## Set exercise
The exercise asks you to copy every line below in which "Requirements" appears.

....................

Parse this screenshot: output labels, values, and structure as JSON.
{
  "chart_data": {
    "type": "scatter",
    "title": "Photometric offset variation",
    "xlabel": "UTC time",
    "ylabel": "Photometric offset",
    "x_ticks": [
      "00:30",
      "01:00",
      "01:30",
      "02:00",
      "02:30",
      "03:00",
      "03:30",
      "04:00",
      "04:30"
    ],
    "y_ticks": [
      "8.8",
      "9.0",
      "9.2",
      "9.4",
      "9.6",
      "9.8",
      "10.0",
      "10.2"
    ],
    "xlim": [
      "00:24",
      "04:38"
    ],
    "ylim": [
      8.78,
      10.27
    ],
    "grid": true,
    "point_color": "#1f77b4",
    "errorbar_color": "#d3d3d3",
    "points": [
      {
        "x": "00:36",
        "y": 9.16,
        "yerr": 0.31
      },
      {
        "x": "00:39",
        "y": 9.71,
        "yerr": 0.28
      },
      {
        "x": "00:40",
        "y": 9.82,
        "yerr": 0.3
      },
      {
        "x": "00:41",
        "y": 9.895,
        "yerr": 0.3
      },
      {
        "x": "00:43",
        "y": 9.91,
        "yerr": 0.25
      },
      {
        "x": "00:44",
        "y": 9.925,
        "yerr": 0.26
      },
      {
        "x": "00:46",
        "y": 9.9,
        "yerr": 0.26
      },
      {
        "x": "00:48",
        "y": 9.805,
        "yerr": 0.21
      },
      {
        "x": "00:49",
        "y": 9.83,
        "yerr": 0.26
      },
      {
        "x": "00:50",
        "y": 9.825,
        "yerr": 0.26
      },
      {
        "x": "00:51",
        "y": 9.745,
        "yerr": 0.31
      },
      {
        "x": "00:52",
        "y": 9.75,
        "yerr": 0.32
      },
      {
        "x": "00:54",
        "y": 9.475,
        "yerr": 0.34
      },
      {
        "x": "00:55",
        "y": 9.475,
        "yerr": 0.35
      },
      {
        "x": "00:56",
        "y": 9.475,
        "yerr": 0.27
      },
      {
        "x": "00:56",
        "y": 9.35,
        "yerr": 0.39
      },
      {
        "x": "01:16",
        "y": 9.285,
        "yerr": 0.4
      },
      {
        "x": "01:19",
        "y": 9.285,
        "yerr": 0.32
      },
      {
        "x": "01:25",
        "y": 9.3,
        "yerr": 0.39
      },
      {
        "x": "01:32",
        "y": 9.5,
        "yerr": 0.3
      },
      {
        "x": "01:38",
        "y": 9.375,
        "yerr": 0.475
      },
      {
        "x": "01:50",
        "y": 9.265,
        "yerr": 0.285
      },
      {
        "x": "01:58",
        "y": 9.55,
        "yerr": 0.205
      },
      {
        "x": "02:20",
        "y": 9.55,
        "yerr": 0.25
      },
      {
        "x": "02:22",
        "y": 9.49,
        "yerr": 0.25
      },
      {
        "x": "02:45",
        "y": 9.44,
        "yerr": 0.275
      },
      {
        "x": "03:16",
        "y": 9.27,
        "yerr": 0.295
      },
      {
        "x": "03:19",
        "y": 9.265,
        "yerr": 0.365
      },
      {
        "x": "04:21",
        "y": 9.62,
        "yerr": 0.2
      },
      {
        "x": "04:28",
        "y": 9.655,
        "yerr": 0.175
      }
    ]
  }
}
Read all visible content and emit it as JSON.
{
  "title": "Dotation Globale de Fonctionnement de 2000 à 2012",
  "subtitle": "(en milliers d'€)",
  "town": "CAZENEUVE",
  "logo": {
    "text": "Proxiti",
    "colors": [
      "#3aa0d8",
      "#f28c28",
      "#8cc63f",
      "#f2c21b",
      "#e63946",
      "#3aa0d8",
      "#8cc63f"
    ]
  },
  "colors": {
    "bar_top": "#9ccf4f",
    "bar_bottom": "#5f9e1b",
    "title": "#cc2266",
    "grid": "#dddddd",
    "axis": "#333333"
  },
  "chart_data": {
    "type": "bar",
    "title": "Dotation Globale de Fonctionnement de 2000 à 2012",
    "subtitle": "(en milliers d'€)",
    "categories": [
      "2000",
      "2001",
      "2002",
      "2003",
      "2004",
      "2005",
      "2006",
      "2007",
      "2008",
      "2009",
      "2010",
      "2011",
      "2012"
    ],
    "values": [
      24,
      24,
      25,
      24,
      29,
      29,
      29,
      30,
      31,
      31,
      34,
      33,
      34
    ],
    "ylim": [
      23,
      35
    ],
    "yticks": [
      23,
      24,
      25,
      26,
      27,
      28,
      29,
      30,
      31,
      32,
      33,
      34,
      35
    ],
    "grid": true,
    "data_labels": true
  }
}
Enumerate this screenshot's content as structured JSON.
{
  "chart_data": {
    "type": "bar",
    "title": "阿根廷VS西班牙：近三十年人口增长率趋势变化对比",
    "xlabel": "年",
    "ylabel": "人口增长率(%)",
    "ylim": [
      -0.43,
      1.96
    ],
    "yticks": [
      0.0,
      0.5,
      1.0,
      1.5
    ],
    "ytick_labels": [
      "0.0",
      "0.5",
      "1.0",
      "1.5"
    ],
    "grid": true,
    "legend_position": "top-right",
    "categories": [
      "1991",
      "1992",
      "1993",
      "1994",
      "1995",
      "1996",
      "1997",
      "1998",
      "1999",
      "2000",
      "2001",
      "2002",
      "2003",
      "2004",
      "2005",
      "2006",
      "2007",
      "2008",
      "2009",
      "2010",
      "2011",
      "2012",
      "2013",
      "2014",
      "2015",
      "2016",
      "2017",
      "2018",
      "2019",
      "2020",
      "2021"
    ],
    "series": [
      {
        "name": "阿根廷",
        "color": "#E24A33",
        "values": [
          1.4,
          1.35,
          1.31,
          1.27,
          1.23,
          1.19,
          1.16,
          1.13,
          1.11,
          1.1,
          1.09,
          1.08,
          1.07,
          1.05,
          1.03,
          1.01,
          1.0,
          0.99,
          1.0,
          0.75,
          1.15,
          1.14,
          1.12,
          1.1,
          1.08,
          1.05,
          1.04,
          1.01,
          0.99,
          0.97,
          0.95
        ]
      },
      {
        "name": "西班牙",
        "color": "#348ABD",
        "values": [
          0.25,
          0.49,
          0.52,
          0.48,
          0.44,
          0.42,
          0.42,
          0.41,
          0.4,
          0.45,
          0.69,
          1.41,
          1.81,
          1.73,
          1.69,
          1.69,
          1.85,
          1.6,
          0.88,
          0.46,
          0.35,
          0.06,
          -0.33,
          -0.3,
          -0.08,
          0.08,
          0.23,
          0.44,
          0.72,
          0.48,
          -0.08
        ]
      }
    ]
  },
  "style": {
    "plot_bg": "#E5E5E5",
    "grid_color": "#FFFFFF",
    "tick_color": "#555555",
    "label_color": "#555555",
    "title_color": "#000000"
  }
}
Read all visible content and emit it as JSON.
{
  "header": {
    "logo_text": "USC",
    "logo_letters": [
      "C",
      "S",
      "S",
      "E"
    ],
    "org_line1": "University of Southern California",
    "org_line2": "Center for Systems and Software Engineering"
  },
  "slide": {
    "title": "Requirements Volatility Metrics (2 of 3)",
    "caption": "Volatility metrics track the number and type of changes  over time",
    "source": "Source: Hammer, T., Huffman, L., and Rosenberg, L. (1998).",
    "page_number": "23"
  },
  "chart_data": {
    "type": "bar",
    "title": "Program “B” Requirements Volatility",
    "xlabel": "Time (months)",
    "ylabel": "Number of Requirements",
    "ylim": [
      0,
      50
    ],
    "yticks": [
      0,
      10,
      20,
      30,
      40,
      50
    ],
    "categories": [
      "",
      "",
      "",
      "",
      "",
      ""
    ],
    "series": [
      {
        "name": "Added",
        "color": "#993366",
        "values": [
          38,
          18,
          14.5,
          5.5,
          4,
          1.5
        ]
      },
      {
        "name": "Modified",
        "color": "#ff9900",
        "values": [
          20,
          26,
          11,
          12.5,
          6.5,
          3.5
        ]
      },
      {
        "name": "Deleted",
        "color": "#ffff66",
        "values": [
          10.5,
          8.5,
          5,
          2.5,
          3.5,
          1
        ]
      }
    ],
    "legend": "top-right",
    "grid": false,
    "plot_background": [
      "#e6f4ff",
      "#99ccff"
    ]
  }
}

....................

## Task output
    "title": "Requirements Volatility Metrics (2 of 3)",
    "title": "Program “B” Requirements Volatility",
    "ylabel": "Number of Requirements",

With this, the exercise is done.